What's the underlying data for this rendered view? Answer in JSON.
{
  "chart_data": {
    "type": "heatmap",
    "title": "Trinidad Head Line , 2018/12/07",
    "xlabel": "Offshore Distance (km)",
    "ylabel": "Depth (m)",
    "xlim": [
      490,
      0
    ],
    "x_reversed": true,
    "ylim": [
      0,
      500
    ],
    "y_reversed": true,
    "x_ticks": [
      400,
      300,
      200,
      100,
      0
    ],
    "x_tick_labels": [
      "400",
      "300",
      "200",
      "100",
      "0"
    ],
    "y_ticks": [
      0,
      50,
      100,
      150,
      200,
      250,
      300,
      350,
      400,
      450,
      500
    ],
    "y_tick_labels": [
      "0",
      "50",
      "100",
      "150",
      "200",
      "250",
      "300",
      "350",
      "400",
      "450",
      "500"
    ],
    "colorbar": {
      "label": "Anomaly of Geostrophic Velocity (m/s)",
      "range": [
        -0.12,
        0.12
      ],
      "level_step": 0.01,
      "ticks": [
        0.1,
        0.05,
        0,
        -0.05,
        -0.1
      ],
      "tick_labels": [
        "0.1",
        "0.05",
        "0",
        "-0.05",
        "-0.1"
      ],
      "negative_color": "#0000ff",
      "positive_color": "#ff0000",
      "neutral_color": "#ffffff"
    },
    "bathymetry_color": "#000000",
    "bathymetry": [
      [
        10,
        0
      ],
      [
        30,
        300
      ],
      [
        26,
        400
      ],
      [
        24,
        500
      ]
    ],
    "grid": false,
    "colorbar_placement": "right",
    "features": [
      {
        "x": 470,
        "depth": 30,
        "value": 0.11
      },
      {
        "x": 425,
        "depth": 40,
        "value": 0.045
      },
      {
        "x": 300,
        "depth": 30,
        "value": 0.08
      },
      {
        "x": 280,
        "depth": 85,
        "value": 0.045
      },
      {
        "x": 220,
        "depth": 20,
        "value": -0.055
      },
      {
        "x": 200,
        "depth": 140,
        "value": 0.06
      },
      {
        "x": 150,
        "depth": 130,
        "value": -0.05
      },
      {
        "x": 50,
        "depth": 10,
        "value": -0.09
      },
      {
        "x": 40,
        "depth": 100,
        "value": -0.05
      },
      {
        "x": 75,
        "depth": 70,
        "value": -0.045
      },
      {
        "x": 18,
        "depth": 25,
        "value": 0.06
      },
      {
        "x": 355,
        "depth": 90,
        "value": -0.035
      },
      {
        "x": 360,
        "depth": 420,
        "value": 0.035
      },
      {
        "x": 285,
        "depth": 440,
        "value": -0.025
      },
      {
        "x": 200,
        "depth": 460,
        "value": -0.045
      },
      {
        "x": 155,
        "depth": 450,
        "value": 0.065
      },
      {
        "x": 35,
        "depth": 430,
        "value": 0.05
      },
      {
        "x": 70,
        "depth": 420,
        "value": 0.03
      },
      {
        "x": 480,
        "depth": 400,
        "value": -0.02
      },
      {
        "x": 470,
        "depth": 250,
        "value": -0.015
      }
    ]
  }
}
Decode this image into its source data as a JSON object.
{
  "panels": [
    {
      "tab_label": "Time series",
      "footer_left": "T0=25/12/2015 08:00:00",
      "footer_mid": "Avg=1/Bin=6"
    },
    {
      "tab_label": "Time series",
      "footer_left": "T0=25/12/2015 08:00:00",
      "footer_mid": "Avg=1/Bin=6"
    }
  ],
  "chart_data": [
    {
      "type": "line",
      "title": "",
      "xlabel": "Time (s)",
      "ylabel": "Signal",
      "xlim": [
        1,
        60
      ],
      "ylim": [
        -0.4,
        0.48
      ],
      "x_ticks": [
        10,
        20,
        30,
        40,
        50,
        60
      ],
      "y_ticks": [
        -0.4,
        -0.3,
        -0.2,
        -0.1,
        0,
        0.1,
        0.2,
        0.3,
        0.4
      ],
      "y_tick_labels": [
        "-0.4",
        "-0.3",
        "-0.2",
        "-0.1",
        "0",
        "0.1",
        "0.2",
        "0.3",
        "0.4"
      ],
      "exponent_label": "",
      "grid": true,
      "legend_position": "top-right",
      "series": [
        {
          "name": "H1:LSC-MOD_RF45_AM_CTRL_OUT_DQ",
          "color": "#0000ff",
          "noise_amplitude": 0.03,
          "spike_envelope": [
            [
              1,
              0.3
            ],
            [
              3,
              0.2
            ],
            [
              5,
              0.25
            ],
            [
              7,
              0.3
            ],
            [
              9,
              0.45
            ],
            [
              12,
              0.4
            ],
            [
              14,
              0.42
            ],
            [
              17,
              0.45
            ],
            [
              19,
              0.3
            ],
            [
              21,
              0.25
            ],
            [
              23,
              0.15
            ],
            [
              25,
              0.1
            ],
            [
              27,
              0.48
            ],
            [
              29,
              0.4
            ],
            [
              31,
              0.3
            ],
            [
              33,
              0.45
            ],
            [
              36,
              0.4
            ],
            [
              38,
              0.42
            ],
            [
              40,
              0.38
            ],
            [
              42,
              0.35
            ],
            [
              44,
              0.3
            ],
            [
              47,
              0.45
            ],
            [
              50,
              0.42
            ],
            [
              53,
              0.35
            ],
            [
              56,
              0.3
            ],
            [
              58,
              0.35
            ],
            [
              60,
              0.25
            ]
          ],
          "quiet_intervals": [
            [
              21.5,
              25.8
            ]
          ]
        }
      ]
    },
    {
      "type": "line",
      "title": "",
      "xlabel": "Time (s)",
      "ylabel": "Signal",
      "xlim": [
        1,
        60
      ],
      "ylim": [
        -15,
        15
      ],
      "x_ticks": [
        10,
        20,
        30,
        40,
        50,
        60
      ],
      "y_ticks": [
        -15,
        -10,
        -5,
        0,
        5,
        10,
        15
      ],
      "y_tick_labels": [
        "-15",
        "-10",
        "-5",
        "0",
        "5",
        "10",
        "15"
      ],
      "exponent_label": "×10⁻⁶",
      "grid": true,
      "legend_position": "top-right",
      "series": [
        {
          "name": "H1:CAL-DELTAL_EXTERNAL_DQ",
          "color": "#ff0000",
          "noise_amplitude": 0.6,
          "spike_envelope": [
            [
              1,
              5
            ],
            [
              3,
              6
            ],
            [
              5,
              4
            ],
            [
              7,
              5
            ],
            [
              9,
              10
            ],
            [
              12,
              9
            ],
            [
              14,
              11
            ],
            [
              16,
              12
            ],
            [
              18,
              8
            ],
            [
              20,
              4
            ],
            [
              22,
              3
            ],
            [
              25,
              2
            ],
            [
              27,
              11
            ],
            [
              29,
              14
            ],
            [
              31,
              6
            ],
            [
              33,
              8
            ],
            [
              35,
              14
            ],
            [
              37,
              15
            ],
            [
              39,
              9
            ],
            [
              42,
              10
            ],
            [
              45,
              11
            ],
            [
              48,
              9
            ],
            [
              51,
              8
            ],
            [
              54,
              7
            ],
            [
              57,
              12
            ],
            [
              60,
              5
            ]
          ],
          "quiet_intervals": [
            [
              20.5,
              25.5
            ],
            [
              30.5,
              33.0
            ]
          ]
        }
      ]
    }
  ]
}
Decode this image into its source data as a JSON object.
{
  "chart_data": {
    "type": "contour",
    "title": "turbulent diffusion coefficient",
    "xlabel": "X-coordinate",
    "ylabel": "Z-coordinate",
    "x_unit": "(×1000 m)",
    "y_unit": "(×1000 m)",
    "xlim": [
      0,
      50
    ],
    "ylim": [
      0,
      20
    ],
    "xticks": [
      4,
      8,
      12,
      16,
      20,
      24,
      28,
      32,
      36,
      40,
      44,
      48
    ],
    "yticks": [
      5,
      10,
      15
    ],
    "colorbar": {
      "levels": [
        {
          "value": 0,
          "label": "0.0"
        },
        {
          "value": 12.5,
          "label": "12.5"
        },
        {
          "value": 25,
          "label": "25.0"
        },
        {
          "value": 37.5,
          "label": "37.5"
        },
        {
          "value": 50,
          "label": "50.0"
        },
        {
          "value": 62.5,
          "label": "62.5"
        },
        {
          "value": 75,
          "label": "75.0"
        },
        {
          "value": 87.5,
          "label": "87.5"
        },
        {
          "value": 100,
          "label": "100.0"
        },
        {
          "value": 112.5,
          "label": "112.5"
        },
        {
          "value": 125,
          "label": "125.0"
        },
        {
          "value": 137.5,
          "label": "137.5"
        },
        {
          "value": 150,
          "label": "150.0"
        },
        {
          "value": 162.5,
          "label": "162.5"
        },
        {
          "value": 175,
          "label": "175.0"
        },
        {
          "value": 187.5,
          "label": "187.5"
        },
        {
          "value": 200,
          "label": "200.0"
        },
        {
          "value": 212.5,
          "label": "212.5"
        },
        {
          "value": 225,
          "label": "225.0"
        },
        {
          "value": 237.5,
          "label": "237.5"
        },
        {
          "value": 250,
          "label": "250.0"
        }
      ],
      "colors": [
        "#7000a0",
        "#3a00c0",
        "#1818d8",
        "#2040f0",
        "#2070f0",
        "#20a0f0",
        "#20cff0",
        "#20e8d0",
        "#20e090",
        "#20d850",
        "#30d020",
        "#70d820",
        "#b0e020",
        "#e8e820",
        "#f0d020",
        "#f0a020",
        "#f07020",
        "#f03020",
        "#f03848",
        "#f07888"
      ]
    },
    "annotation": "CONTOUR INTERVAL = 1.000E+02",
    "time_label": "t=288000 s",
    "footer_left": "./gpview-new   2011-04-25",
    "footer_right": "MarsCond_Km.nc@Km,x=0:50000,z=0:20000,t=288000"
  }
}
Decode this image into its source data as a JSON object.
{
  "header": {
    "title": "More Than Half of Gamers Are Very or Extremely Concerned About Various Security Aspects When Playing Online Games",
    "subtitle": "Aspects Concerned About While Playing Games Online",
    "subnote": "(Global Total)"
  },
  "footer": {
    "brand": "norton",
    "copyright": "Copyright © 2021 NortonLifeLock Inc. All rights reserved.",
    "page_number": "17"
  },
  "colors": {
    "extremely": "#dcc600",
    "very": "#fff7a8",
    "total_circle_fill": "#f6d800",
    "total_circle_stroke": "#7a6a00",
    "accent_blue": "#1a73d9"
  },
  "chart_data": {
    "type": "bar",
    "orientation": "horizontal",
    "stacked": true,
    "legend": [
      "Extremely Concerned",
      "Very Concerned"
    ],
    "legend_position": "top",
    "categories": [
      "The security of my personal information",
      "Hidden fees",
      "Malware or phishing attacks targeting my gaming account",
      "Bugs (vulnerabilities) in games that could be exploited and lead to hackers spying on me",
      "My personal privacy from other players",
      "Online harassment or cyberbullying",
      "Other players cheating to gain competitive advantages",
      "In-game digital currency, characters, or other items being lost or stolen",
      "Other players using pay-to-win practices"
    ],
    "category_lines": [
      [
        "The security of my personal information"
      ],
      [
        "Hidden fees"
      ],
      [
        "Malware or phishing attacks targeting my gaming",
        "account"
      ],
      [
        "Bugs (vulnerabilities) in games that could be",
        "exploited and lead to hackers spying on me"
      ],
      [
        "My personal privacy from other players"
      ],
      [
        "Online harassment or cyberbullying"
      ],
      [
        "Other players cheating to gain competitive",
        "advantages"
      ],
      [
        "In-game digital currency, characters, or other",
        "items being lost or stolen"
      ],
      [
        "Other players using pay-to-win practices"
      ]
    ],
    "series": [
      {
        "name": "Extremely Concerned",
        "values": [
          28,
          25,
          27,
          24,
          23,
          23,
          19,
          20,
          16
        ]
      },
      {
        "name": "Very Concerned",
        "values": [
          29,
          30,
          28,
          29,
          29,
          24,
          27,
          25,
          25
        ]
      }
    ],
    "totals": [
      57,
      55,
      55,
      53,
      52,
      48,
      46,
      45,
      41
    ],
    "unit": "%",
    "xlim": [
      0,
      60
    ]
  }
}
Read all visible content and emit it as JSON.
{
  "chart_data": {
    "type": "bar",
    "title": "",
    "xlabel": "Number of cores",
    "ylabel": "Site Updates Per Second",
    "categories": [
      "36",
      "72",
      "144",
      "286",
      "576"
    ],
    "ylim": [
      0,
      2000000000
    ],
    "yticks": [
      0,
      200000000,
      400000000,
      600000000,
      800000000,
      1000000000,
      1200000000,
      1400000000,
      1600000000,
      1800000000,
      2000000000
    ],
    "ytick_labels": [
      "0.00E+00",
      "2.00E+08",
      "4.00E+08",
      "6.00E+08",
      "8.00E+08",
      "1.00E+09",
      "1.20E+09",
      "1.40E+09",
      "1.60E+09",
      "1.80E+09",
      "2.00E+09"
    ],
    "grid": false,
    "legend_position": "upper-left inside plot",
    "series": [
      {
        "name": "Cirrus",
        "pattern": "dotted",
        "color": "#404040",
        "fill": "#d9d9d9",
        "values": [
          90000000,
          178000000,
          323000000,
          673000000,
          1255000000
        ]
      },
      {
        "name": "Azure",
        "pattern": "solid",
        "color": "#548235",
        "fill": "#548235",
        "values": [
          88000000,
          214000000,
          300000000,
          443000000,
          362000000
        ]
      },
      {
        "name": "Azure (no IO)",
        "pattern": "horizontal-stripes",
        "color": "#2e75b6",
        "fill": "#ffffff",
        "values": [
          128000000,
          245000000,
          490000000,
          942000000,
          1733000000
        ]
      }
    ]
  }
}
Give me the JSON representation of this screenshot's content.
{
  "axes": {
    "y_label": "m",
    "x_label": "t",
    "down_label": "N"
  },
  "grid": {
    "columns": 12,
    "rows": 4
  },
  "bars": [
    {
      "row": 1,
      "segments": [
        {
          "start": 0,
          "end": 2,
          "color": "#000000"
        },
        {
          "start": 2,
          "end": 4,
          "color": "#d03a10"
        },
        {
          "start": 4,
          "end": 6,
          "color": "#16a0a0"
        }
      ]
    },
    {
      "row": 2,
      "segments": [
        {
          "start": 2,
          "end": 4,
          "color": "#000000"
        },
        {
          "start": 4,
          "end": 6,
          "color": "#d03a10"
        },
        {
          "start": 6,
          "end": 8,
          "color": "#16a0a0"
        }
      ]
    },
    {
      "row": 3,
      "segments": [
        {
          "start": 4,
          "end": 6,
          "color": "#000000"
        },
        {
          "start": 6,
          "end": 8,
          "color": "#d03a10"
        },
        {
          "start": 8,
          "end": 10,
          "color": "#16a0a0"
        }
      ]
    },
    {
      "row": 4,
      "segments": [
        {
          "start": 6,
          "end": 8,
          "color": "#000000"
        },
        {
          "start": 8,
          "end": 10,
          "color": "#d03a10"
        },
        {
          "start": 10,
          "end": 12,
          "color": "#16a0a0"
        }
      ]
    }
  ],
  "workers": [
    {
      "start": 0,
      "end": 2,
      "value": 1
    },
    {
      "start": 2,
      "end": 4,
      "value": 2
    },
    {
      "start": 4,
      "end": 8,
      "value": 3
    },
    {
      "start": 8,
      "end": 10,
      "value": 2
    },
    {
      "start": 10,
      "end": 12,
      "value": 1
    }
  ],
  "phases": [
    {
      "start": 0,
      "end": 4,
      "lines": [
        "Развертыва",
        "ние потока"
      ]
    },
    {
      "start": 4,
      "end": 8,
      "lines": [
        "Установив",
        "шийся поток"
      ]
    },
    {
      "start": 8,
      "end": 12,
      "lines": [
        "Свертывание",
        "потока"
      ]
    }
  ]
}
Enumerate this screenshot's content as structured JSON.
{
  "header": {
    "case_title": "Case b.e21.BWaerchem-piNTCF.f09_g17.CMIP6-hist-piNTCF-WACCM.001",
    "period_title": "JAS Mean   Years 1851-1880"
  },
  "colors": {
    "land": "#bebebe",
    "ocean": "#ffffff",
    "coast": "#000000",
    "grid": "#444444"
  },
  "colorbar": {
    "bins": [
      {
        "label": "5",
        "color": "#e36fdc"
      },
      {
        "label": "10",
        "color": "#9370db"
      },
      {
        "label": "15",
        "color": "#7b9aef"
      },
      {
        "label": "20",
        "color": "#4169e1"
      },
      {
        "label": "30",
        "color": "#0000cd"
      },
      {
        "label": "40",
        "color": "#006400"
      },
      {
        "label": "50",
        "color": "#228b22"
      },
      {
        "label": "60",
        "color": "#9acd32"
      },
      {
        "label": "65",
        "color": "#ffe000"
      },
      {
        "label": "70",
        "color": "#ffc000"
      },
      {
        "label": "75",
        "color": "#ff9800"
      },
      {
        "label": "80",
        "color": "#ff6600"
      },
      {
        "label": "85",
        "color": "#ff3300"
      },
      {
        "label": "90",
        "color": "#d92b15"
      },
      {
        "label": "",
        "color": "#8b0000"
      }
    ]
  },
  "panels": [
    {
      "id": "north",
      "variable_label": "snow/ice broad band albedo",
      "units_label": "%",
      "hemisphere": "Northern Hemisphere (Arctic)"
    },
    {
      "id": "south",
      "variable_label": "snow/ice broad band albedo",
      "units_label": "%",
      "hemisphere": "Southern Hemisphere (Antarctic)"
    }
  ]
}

■ REQUEST:
Pull out each line of the listing that holds the string "content".

■ TASK SOLUTION:
Read all visible content and emit it as JSON.
Give me the JSON representation of this screenshot's content.
Enumerate this screenshot's content as structured JSON.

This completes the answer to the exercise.